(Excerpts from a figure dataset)
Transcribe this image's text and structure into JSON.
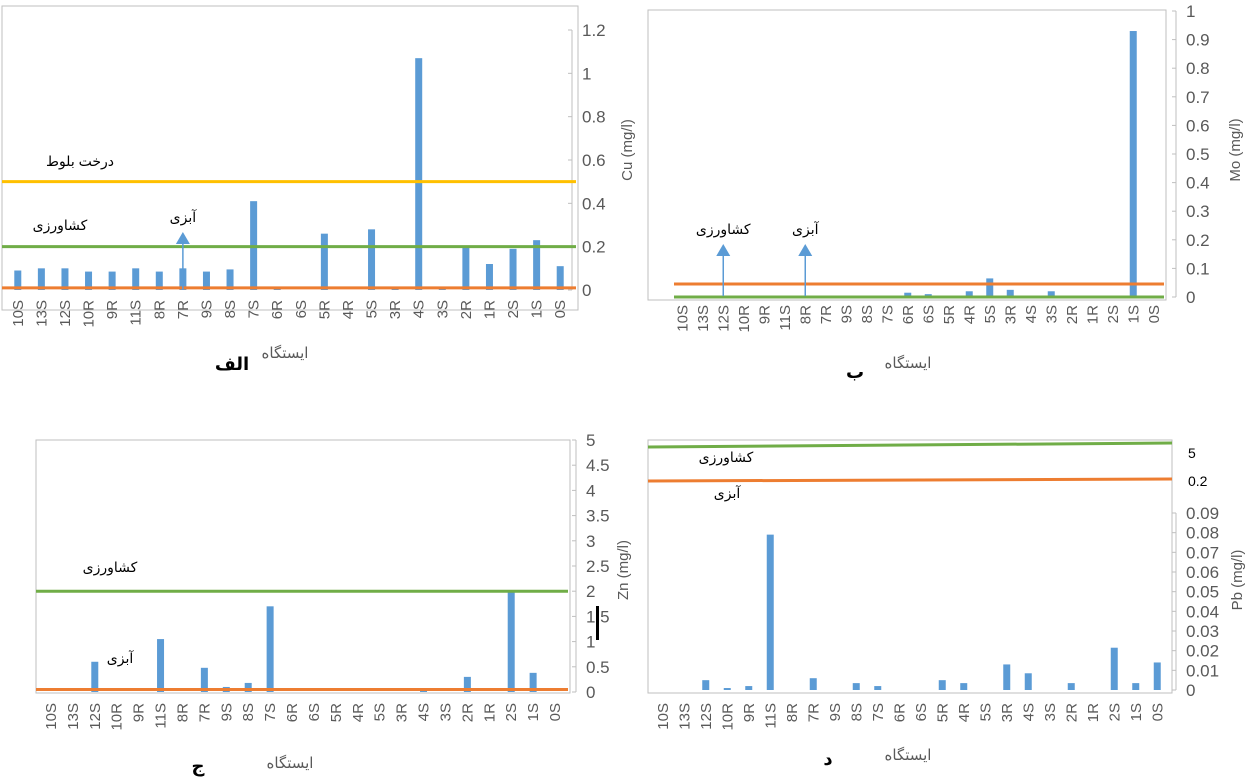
{
  "colors": {
    "bar": "#5b9bd5",
    "green": "#70ad47",
    "orange": "#ed7d31",
    "yellow": "#ffc000",
    "axis": "#bfbfbf",
    "tick": "#595959"
  },
  "chart_data": [
    {
      "id": "alef",
      "type": "bar",
      "caption": "الف",
      "xlabel": "ایستگاه",
      "ylabel": "Cu (mg/l)",
      "ylim": [
        0,
        1.2
      ],
      "yticks": [
        "0",
        "0.2",
        "0.4",
        "0.6",
        "0.8",
        "1",
        "1.2"
      ],
      "categories": [
        "10S",
        "13S",
        "12S",
        "10R",
        "9R",
        "11S",
        "8R",
        "7R",
        "9S",
        "8S",
        "7S",
        "6R",
        "6S",
        "5R",
        "4R",
        "5S",
        "3R",
        "4S",
        "3S",
        "2R",
        "1R",
        "2S",
        "1S",
        "0S"
      ],
      "values": [
        0.09,
        0.1,
        0.1,
        0.085,
        0.085,
        0.1,
        0.085,
        0.1,
        0.085,
        0.095,
        0.41,
        0.005,
        0,
        0.26,
        0,
        0.28,
        0.015,
        1.07,
        0.005,
        0.2,
        0.12,
        0.19,
        0.23,
        0.11
      ],
      "reference_lines": [
        {
          "label": "درخت بلوط",
          "value": 0.5,
          "color": "yellow"
        },
        {
          "label": "کشاورزی",
          "value": 0.2,
          "color": "green"
        },
        {
          "label": "",
          "value": 0.01,
          "color": "orange"
        }
      ],
      "arrows": [
        {
          "label": "آبزی",
          "category": "7R"
        }
      ]
    },
    {
      "id": "be",
      "type": "bar",
      "caption": "ب",
      "xlabel": "ایستگاه",
      "ylabel": "Mo (mg/l)",
      "ylim": [
        0,
        1
      ],
      "yticks": [
        "0",
        "0.1",
        "0.2",
        "0.3",
        "0.4",
        "0.5",
        "0.6",
        "0.7",
        "0.8",
        "0.9",
        "1"
      ],
      "categories": [
        "10S",
        "13S",
        "12S",
        "10R",
        "9R",
        "11S",
        "8R",
        "7R",
        "9S",
        "8S",
        "7S",
        "6R",
        "6S",
        "5R",
        "4R",
        "5S",
        "3R",
        "4S",
        "3S",
        "2R",
        "1R",
        "2S",
        "1S",
        "0S"
      ],
      "values": [
        0,
        0,
        0,
        0,
        0,
        0,
        0,
        0,
        0,
        0,
        0,
        0.015,
        0.01,
        0,
        0.02,
        0.065,
        0.025,
        0,
        0.02,
        0,
        0,
        0,
        0.93,
        0
      ],
      "reference_lines": [
        {
          "label": "",
          "value": 0.04,
          "color": "orange"
        },
        {
          "label": "",
          "value": 0.0,
          "color": "green"
        }
      ],
      "arrows": [
        {
          "label": "کشاورزی",
          "category": "12S"
        },
        {
          "label": "آبزی",
          "category": "8R"
        }
      ]
    },
    {
      "id": "jim",
      "type": "bar",
      "caption": "ج",
      "xlabel": "ایستگاه",
      "ylabel": "Zn (mg/l)",
      "ylim": [
        0,
        5
      ],
      "yticks": [
        "0",
        "0.5",
        "1",
        "1.5",
        "2",
        "2.5",
        "3",
        "3.5",
        "4",
        "4.5",
        "5"
      ],
      "categories": [
        "10S",
        "13S",
        "12S",
        "10R",
        "9R",
        "11S",
        "8R",
        "7R",
        "9S",
        "8S",
        "7S",
        "6R",
        "6S",
        "5R",
        "4R",
        "5S",
        "3R",
        "4S",
        "3S",
        "2R",
        "1R",
        "2S",
        "1S",
        "0S"
      ],
      "values": [
        0,
        0,
        0.6,
        0,
        0,
        1.05,
        0,
        0.48,
        0.1,
        0.18,
        1.7,
        0,
        0,
        0,
        0,
        0,
        0,
        0.05,
        0,
        0.3,
        0,
        2,
        0.38,
        0
      ],
      "reference_lines": [
        {
          "label": "کشاورزی",
          "value": 2,
          "color": "green"
        },
        {
          "label": "آبزی",
          "value": 0.05,
          "color": "orange"
        }
      ]
    },
    {
      "id": "dal",
      "type": "bar",
      "caption": "د",
      "xlabel": "ایستگاه",
      "ylabel": "Pb (mg/l)",
      "ylim": [
        0,
        0.09
      ],
      "yticks": [
        "0",
        "0.01",
        "0.02",
        "0.03",
        "0.04",
        "0.05",
        "0.06",
        "0.07",
        "0.08",
        "0.09"
      ],
      "extra_ticks": [
        "5",
        "0.2"
      ],
      "categories": [
        "10S",
        "13S",
        "12S",
        "10R",
        "9R",
        "11S",
        "8R",
        "7R",
        "9S",
        "8S",
        "7S",
        "6R",
        "6S",
        "5R",
        "4R",
        "5S",
        "3R",
        "4S",
        "3S",
        "2R",
        "1R",
        "2S",
        "1S",
        "0S"
      ],
      "values": [
        0,
        0,
        0.005,
        0.001,
        0.002,
        0.079,
        0,
        0.006,
        0,
        0.0035,
        0.002,
        0,
        0,
        0.005,
        0.0035,
        0,
        0.013,
        0.0085,
        0,
        0.0035,
        0,
        0.0215,
        0.0035,
        0.014
      ],
      "reference_lines": [
        {
          "label": "کشاورزی",
          "value": 5,
          "color": "green"
        },
        {
          "label": "آبزی",
          "value": 0.2,
          "color": "orange"
        }
      ]
    }
  ]
}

● **Exercise requirements**
Without the pictures, output the full listing exactly as it stands.

● **Completed task**
Transcribe this image's text and structure into JSON.
{
  "colors": {
    "bar": "#5b9bd5",
    "green": "#70ad47",
    "orange": "#ed7d31",
    "yellow": "#ffc000",
    "axis": "#bfbfbf",
    "tick": "#595959"
  },
  "chart_data": [
    {
      "id": "alef",
      "type": "bar",
      "caption": "الف",
      "xlabel": "ایستگاه",
      "ylabel": "Cu (mg/l)",
      "ylim": [
        0,
        1.2
      ],
      "yticks": [
        "0",
        "0.2",
        "0.4",
        "0.6",
        "0.8",
        "1",
        "1.2"
      ],
      "categories": [
        "10S",
        "13S",
        "12S",
        "10R",
        "9R",
        "11S",
        "8R",
        "7R",
        "9S",
        "8S",
        "7S",
        "6R",
        "6S",
        "5R",
        "4R",
        "5S",
        "3R",
        "4S",
        "3S",
        "2R",
        "1R",
        "2S",
        "1S",
        "0S"
      ],
      "values": [
        0.09,
        0.1,
        0.1,
        0.085,
        0.085,
        0.1,
        0.085,
        0.1,
        0.085,
        0.095,
        0.41,
        0.005,
        0,
        0.26,
        0,
        0.28,
        0.015,
        1.07,
        0.005,
        0.2,
        0.12,
        0.19,
        0.23,
        0.11
      ],
      "reference_lines": [
        {
          "label": "درخت بلوط",
          "value": 0.5,
          "color": "yellow"
        },
        {
          "label": "کشاورزی",
          "value": 0.2,
          "color": "green"
        },
        {
          "label": "",
          "value": 0.01,
          "color": "orange"
        }
      ],
      "arrows": [
        {
          "label": "آبزی",
          "category": "7R"
        }
      ]
    },
    {
      "id": "be",
      "type": "bar",
      "caption": "ب",
      "xlabel": "ایستگاه",
      "ylabel": "Mo (mg/l)",
      "ylim": [
        0,
        1
      ],
      "yticks": [
        "0",
        "0.1",
        "0.2",
        "0.3",
        "0.4",
        "0.5",
        "0.6",
        "0.7",
        "0.8",
        "0.9",
        "1"
      ],
      "categories": [
        "10S",
        "13S",
        "12S",
        "10R",
        "9R",
        "11S",
        "8R",
        "7R",
        "9S",
        "8S",
        "7S",
        "6R",
        "6S",
        "5R",
        "4R",
        "5S",
        "3R",
        "4S",
        "3S",
        "2R",
        "1R",
        "2S",
        "1S",
        "0S"
      ],
      "values": [
        0,
        0,
        0,
        0,
        0,
        0,
        0,
        0,
        0,
        0,
        0,
        0.015,
        0.01,
        0,
        0.02,
        0.065,
        0.025,
        0,
        0.02,
        0,
        0,
        0,
        0.93,
        0
      ],
      "reference_lines": [
        {
          "label": "",
          "value": 0.04,
          "color": "orange"
        },
        {
          "label": "",
          "value": 0.0,
          "color": "green"
        }
      ],
      "arrows": [
        {
          "label": "کشاورزی",
          "category": "12S"
        },
        {
          "label": "آبزی",
          "category": "8R"
        }
      ]
    },
    {
      "id": "jim",
      "type": "bar",
      "caption": "ج",
      "xlabel": "ایستگاه",
      "ylabel": "Zn (mg/l)",
      "ylim": [
        0,
        5
      ],
      "yticks": [
        "0",
        "0.5",
        "1",
        "1.5",
        "2",
        "2.5",
        "3",
        "3.5",
        "4",
        "4.5",
        "5"
      ],
      "categories": [
        "10S",
        "13S",
        "12S",
        "10R",
        "9R",
        "11S",
        "8R",
        "7R",
        "9S",
        "8S",
        "7S",
        "6R",
        "6S",
        "5R",
        "4R",
        "5S",
        "3R",
        "4S",
        "3S",
        "2R",
        "1R",
        "2S",
        "1S",
        "0S"
      ],
      "values": [
        0,
        0,
        0.6,
        0,
        0,
        1.05,
        0,
        0.48,
        0.1,
        0.18,
        1.7,
        0,
        0,
        0,
        0,
        0,
        0,
        0.05,
        0,
        0.3,
        0,
        2,
        0.38,
        0
      ],
      "reference_lines": [
        {
          "label": "کشاورزی",
          "value": 2,
          "color": "green"
        },
        {
          "label": "آبزی",
          "value": 0.05,
          "color": "orange"
        }
      ]
    },
    {
      "id": "dal",
      "type": "bar",
      "caption": "د",
      "xlabel": "ایستگاه",
      "ylabel": "Pb (mg/l)",
      "ylim": [
        0,
        0.09
      ],
      "yticks": [
        "0",
        "0.01",
        "0.02",
        "0.03",
        "0.04",
        "0.05",
        "0.06",
        "0.07",
        "0.08",
        "0.09"
      ],
      "extra_ticks": [
        "5",
        "0.2"
      ],
      "categories": [
        "10S",
        "13S",
        "12S",
        "10R",
        "9R",
        "11S",
        "8R",
        "7R",
        "9S",
        "8S",
        "7S",
        "6R",
        "6S",
        "5R",
        "4R",
        "5S",
        "3R",
        "4S",
        "3S",
        "2R",
        "1R",
        "2S",
        "1S",
        "0S"
      ],
      "values": [
        0,
        0,
        0.005,
        0.001,
        0.002,
        0.079,
        0,
        0.006,
        0,
        0.0035,
        0.002,
        0,
        0,
        0.005,
        0.0035,
        0,
        0.013,
        0.0085,
        0,
        0.0035,
        0,
        0.0215,
        0.0035,
        0.014
      ],
      "reference_lines": [
        {
          "label": "کشاورزی",
          "value": 5,
          "color": "green"
        },
        {
          "label": "آبزی",
          "value": 0.2,
          "color": "orange"
        }
      ]
    }
  ]
}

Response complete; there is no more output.